> _Figure data in JSON_:
------------------------------------

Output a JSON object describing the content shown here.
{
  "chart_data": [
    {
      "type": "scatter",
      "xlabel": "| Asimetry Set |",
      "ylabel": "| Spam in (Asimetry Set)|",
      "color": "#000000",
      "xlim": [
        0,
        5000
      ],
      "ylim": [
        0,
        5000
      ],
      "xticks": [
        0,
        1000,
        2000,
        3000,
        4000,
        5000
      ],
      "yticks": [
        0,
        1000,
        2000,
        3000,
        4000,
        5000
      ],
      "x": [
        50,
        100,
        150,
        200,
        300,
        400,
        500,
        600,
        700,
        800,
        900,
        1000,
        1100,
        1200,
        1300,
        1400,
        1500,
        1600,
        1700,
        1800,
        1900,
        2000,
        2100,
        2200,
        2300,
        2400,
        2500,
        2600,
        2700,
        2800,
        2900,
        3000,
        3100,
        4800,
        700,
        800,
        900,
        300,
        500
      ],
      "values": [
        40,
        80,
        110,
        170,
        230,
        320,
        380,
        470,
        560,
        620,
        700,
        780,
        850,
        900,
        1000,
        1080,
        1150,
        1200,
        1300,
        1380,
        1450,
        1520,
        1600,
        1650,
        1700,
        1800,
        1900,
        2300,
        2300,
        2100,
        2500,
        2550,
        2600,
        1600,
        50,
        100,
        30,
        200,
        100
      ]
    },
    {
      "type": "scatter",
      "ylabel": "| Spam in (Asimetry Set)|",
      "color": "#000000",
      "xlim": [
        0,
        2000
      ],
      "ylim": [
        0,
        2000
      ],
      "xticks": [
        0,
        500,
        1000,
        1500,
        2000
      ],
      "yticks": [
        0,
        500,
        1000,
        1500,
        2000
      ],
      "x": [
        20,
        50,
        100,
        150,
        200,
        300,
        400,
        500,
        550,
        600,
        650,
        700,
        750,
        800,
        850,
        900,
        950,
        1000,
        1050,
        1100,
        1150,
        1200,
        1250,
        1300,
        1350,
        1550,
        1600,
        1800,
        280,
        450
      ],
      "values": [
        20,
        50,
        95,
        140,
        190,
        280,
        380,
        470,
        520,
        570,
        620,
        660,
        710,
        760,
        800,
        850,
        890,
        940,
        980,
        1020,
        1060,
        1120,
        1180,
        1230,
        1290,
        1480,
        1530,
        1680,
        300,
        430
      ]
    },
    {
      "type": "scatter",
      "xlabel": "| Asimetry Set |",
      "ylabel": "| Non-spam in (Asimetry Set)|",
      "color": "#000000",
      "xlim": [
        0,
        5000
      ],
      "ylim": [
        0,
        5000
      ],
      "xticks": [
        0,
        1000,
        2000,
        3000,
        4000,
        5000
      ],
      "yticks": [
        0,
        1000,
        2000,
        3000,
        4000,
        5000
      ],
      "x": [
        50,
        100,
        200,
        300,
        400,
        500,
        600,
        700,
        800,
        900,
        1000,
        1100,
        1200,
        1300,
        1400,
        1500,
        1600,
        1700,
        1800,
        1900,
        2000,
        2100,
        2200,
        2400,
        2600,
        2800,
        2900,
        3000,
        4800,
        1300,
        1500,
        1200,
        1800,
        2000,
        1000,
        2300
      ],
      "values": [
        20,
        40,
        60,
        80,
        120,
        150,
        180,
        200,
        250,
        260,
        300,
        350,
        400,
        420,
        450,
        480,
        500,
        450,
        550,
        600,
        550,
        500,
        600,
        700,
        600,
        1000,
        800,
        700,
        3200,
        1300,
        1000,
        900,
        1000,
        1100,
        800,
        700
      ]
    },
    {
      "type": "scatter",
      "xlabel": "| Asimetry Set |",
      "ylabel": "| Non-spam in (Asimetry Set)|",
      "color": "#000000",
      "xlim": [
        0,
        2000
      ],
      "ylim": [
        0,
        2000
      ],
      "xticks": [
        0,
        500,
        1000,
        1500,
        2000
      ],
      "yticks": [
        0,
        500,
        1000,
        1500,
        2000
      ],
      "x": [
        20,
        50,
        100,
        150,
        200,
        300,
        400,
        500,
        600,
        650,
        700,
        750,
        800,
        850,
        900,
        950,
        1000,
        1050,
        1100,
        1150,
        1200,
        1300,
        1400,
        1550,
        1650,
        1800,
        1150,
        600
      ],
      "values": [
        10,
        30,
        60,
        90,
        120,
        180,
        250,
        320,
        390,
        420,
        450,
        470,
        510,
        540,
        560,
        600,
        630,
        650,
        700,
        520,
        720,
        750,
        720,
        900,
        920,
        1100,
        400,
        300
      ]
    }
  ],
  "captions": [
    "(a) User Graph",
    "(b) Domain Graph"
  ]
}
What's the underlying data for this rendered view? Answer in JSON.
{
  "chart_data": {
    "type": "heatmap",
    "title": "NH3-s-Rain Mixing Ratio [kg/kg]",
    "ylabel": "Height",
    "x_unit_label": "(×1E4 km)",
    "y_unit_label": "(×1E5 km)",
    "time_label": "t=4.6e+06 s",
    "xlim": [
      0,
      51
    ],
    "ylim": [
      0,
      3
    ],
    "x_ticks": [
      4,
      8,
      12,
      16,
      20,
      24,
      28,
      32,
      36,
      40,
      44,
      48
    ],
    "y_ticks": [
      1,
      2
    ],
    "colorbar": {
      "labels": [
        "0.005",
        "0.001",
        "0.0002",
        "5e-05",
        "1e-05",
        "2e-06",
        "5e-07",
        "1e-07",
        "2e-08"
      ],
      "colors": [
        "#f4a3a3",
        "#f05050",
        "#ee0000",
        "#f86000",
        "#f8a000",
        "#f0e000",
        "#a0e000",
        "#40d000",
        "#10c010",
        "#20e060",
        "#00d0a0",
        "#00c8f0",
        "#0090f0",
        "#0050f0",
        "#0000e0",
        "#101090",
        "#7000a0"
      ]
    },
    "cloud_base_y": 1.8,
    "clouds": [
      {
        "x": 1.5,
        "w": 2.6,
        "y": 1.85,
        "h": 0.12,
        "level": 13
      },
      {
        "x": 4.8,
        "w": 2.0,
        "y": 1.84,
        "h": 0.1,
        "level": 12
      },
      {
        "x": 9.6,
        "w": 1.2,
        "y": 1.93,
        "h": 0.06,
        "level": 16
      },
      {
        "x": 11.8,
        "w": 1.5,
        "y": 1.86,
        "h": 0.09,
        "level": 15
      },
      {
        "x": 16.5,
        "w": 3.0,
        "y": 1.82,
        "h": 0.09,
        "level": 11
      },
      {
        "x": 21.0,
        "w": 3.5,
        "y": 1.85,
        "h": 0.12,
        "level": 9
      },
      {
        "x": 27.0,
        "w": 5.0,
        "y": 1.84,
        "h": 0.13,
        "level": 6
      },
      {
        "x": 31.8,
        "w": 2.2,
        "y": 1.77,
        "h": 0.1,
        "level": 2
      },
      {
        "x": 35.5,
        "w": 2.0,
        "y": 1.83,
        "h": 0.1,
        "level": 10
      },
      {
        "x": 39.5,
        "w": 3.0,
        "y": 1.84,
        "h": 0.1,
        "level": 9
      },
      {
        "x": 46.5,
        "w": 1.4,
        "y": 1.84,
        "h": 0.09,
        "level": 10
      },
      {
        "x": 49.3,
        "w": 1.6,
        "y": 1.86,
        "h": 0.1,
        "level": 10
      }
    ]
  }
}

------------------------------------

> _GIVEN TASK_:
Set down the listing in full, keeping every word exactly as it is.

> _RESPONSE TO THIS TASK_:
Output a JSON object describing the content shown here.
{
  "chart_data": [
    {
      "type": "scatter",
      "xlabel": "| Asimetry Set |",
      "ylabel": "| Spam in (Asimetry Set)|",
      "color": "#000000",
      "xlim": [
        0,
        5000
      ],
      "ylim": [
        0,
        5000
      ],
      "xticks": [
        0,
        1000,
        2000,
        3000,
        4000,
        5000
      ],
      "yticks": [
        0,
        1000,
        2000,
        3000,
        4000,
        5000
      ],
      "x": [
        50,
        100,
        150,
        200,
        300,
        400,
        500,
        600,
        700,
        800,
        900,
        1000,
        1100,
        1200,
        1300,
        1400,
        1500,
        1600,
        1700,
        1800,
        1900,
        2000,
        2100,
        2200,
        2300,
        2400,
        2500,
        2600,
        2700,
        2800,
        2900,
        3000,
        3100,
        4800,
        700,
        800,
        900,
        300,
        500
      ],
      "values": [
        40,
        80,
        110,
        170,
        230,
        320,
        380,
        470,
        560,
        620,
        700,
        780,
        850,
        900,
        1000,
        1080,
        1150,
        1200,
        1300,
        1380,
        1450,
        1520,
        1600,
        1650,
        1700,
        1800,
        1900,
        2300,
        2300,
        2100,
        2500,
        2550,
        2600,
        1600,
        50,
        100,
        30,
        200,
        100
      ]
    },
    {
      "type": "scatter",
      "ylabel": "| Spam in (Asimetry Set)|",
      "color": "#000000",
      "xlim": [
        0,
        2000
      ],
      "ylim": [
        0,
        2000
      ],
      "xticks": [
        0,
        500,
        1000,
        1500,
        2000
      ],
      "yticks": [
        0,
        500,
        1000,
        1500,
        2000
      ],
      "x": [
        20,
        50,
        100,
        150,
        200,
        300,
        400,
        500,
        550,
        600,
        650,
        700,
        750,
        800,
        850,
        900,
        950,
        1000,
        1050,
        1100,
        1150,
        1200,
        1250,
        1300,
        1350,
        1550,
        1600,
        1800,
        280,
        450
      ],
      "values": [
        20,
        50,
        95,
        140,
        190,
        280,
        380,
        470,
        520,
        570,
        620,
        660,
        710,
        760,
        800,
        850,
        890,
        940,
        980,
        1020,
        1060,
        1120,
        1180,
        1230,
        1290,
        1480,
        1530,
        1680,
        300,
        430
      ]
    },
    {
      "type": "scatter",
      "xlabel": "| Asimetry Set |",
      "ylabel": "| Non-spam in (Asimetry Set)|",
      "color": "#000000",
      "xlim": [
        0,
        5000
      ],
      "ylim": [
        0,
        5000
      ],
      "xticks": [
        0,
        1000,
        2000,
        3000,
        4000,
        5000
      ],
      "yticks": [
        0,
        1000,
        2000,
        3000,
        4000,
        5000
      ],
      "x": [
        50,
        100,
        200,
        300,
        400,
        500,
        600,
        700,
        800,
        900,
        1000,
        1100,
        1200,
        1300,
        1400,
        1500,
        1600,
        1700,
        1800,
        1900,
        2000,
        2100,
        2200,
        2400,
        2600,
        2800,
        2900,
        3000,
        4800,
        1300,
        1500,
        1200,
        1800,
        2000,
        1000,
        2300
      ],
      "values": [
        20,
        40,
        60,
        80,
        120,
        150,
        180,
        200,
        250,
        260,
        300,
        350,
        400,
        420,
        450,
        480,
        500,
        450,
        550,
        600,
        550,
        500,
        600,
        700,
        600,
        1000,
        800,
        700,
        3200,
        1300,
        1000,
        900,
        1000,
        1100,
        800,
        700
      ]
    },
    {
      "type": "scatter",
      "xlabel": "| Asimetry Set |",
      "ylabel": "| Non-spam in (Asimetry Set)|",
      "color": "#000000",
      "xlim": [
        0,
        2000
      ],
      "ylim": [
        0,
        2000
      ],
      "xticks": [
        0,
        500,
        1000,
        1500,
        2000
      ],
      "yticks": [
        0,
        500,
        1000,
        1500,
        2000
      ],
      "x": [
        20,
        50,
        100,
        150,
        200,
        300,
        400,
        500,
        600,
        650,
        700,
        750,
        800,
        850,
        900,
        950,
        1000,
        1050,
        1100,
        1150,
        1200,
        1300,
        1400,
        1550,
        1650,
        1800,
        1150,
        600
      ],
      "values": [
        10,
        30,
        60,
        90,
        120,
        180,
        250,
        320,
        390,
        420,
        450,
        470,
        510,
        540,
        560,
        600,
        630,
        650,
        700,
        520,
        720,
        750,
        720,
        900,
        920,
        1100,
        400,
        300
      ]
    }
  ],
  "captions": [
    "(a) User Graph",
    "(b) Domain Graph"
  ]
}
What's the underlying data for this rendered view? Answer in JSON.
{
  "chart_data": {
    "type": "heatmap",
    "title": "NH3-s-Rain Mixing Ratio [kg/kg]",
    "ylabel": "Height",
    "x_unit_label": "(×1E4 km)",
    "y_unit_label": "(×1E5 km)",
    "time_label": "t=4.6e+06 s",
    "xlim": [
      0,
      51
    ],
    "ylim": [
      0,
      3
    ],
    "x_ticks": [
      4,
      8,
      12,
      16,
      20,
      24,
      28,
      32,
      36,
      40,
      44,
      48
    ],
    "y_ticks": [
      1,
      2
    ],
    "colorbar": {
      "labels": [
        "0.005",
        "0.001",
        "0.0002",
        "5e-05",
        "1e-05",
        "2e-06",
        "5e-07",
        "1e-07",
        "2e-08"
      ],
      "colors": [
        "#f4a3a3",
        "#f05050",
        "#ee0000",
        "#f86000",
        "#f8a000",
        "#f0e000",
        "#a0e000",
        "#40d000",
        "#10c010",
        "#20e060",
        "#00d0a0",
        "#00c8f0",
        "#0090f0",
        "#0050f0",
        "#0000e0",
        "#101090",
        "#7000a0"
      ]
    },
    "cloud_base_y": 1.8,
    "clouds": [
      {
        "x": 1.5,
        "w": 2.6,
        "y": 1.85,
        "h": 0.12,
        "level": 13
      },
      {
        "x": 4.8,
        "w": 2.0,
        "y": 1.84,
        "h": 0.1,
        "level": 12
      },
      {
        "x": 9.6,
        "w": 1.2,
        "y": 1.93,
        "h": 0.06,
        "level": 16
      },
      {
        "x": 11.8,
        "w": 1.5,
        "y": 1.86,
        "h": 0.09,
        "level": 15
      },
      {
        "x": 16.5,
        "w": 3.0,
        "y": 1.82,
        "h": 0.09,
        "level": 11
      },
      {
        "x": 21.0,
        "w": 3.5,
        "y": 1.85,
        "h": 0.12,
        "level": 9
      },
      {
        "x": 27.0,
        "w": 5.0,
        "y": 1.84,
        "h": 0.13,
        "level": 6
      },
      {
        "x": 31.8,
        "w": 2.2,
        "y": 1.77,
        "h": 0.1,
        "level": 2
      },
      {
        "x": 35.5,
        "w": 2.0,
        "y": 1.83,
        "h": 0.1,
        "level": 10
      },
      {
        "x": 39.5,
        "w": 3.0,
        "y": 1.84,
        "h": 0.1,
        "level": 9
      },
      {
        "x": 46.5,
        "w": 1.4,
        "y": 1.84,
        "h": 0.09,
        "level": 10
      },
      {
        "x": 49.3,
        "w": 1.6,
        "y": 1.86,
        "h": 0.1,
        "level": 10
      }
    ]
  }
}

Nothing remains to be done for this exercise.